Pick out every line that holds the string "content" and copy it.

Figure record extracts:

_ _ _ _

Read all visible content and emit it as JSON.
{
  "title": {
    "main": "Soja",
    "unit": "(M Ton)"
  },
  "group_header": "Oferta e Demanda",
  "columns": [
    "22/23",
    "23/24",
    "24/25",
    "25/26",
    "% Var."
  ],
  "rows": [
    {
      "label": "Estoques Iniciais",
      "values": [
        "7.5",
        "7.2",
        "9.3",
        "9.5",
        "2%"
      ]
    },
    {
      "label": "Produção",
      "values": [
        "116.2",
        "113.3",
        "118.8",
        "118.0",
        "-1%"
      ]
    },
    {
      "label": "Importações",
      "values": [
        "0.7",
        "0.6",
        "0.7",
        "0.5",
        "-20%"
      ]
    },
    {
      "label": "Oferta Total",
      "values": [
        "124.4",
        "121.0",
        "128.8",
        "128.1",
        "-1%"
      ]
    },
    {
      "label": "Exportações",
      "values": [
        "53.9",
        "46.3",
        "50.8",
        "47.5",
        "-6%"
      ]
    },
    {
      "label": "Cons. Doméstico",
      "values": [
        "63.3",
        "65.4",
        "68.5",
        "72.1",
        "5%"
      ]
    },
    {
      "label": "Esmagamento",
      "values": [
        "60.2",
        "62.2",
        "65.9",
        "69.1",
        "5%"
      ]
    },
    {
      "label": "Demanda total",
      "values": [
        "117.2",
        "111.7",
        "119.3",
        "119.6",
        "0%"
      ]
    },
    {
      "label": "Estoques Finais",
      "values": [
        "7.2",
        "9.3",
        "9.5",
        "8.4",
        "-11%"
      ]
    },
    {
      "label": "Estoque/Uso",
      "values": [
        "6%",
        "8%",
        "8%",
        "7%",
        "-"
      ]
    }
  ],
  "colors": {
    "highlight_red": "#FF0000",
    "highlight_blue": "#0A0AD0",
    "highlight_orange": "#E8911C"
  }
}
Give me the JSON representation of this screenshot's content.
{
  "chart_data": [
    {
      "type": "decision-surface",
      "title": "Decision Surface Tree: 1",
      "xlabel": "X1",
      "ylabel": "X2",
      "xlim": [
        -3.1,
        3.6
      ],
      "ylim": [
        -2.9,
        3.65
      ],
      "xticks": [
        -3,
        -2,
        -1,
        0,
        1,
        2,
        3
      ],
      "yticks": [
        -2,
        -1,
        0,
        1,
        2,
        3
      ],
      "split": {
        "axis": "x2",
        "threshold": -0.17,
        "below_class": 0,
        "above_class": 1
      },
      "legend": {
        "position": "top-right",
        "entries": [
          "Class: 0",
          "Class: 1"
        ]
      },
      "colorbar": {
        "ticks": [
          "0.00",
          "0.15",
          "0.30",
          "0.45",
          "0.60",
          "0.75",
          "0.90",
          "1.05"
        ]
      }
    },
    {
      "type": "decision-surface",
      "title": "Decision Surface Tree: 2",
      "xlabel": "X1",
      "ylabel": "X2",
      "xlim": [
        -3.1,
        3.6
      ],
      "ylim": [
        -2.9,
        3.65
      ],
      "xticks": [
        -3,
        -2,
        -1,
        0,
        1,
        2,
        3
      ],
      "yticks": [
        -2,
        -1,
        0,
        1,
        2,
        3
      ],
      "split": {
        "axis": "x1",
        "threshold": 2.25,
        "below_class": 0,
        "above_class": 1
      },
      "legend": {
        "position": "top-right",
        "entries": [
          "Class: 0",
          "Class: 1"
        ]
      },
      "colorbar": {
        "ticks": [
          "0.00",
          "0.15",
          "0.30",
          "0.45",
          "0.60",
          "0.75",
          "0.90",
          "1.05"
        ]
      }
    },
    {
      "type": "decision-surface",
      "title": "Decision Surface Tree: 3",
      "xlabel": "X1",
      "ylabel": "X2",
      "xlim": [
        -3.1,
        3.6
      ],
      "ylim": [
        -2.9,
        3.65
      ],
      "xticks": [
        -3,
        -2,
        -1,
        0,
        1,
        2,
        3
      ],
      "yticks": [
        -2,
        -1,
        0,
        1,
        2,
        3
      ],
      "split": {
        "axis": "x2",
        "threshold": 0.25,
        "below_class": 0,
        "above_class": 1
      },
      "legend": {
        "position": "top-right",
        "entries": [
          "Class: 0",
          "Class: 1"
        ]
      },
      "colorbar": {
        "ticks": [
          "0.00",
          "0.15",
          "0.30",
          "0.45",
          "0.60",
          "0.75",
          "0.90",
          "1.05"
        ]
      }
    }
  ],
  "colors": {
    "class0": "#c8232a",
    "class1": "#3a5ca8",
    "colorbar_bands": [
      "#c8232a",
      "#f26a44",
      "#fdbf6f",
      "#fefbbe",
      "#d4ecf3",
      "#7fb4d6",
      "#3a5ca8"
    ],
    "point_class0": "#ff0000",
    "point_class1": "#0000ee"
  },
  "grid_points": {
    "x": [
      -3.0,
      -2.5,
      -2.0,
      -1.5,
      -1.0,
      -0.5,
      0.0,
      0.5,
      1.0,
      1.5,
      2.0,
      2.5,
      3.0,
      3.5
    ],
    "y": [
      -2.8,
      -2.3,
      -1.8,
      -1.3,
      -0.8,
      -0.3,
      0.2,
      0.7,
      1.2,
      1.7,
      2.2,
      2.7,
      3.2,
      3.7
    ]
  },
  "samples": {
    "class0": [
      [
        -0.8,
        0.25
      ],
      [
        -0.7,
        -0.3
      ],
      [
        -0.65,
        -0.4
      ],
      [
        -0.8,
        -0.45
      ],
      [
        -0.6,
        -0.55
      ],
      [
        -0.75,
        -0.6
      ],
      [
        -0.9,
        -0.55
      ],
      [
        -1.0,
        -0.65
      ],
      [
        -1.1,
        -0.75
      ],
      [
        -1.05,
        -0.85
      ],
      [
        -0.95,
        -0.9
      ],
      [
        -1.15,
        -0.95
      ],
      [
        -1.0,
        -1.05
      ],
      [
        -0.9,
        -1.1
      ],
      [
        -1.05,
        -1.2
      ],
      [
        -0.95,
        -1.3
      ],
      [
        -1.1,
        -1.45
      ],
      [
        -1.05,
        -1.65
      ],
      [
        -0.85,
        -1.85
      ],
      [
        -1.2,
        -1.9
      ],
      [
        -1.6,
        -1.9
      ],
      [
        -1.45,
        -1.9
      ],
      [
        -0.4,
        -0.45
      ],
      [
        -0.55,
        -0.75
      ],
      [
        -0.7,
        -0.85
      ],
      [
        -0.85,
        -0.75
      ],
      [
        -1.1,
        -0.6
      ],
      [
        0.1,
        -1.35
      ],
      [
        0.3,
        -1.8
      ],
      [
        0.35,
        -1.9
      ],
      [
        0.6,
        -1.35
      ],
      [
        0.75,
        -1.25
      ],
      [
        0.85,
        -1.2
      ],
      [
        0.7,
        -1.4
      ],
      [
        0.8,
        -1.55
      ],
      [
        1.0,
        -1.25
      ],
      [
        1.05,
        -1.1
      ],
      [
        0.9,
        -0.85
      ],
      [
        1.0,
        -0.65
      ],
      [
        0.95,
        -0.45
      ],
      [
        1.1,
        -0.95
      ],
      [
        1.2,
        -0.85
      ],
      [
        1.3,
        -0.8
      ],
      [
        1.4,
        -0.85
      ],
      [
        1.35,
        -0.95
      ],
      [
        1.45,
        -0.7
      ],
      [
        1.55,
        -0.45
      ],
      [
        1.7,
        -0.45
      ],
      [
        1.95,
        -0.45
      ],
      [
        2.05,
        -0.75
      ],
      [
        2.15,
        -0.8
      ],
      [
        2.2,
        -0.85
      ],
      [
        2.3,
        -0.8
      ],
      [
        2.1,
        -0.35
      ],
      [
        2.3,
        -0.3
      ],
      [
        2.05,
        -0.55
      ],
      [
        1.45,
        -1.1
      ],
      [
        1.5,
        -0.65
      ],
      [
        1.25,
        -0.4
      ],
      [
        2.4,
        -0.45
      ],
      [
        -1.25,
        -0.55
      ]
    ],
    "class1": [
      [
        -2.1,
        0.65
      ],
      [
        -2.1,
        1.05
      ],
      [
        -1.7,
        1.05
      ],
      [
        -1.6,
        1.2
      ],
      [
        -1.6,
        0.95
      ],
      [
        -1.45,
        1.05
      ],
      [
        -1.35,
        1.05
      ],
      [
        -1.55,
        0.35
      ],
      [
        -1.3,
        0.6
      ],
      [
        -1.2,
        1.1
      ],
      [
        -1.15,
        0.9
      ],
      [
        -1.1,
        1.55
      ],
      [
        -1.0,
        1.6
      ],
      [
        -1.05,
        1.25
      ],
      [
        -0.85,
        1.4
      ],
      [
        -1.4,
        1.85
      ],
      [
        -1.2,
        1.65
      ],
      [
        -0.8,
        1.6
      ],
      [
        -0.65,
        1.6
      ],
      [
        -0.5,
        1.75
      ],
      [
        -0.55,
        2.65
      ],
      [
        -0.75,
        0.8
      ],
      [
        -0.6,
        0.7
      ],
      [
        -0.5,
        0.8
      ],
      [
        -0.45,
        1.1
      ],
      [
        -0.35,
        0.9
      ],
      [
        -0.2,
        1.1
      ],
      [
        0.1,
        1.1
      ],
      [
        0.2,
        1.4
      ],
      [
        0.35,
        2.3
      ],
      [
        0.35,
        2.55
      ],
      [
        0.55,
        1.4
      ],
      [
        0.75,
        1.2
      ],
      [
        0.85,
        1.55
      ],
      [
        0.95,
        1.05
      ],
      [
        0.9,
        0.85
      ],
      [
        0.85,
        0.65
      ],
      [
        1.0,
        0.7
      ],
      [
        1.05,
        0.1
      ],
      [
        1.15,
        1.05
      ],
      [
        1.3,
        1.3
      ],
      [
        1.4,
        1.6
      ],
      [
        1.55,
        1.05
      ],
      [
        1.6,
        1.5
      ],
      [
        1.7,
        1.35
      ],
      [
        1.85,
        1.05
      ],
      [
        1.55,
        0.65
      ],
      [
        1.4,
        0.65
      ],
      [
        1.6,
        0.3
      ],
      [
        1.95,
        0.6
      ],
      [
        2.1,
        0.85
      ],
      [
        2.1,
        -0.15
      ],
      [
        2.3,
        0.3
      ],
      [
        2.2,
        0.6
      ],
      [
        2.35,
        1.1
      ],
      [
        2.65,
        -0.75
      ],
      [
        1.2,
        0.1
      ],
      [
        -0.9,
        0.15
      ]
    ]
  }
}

_ _ _ _

» **SOLUTION BELOW**
Read all visible content and emit it as JSON.
Give me the JSON representation of this screenshot's content.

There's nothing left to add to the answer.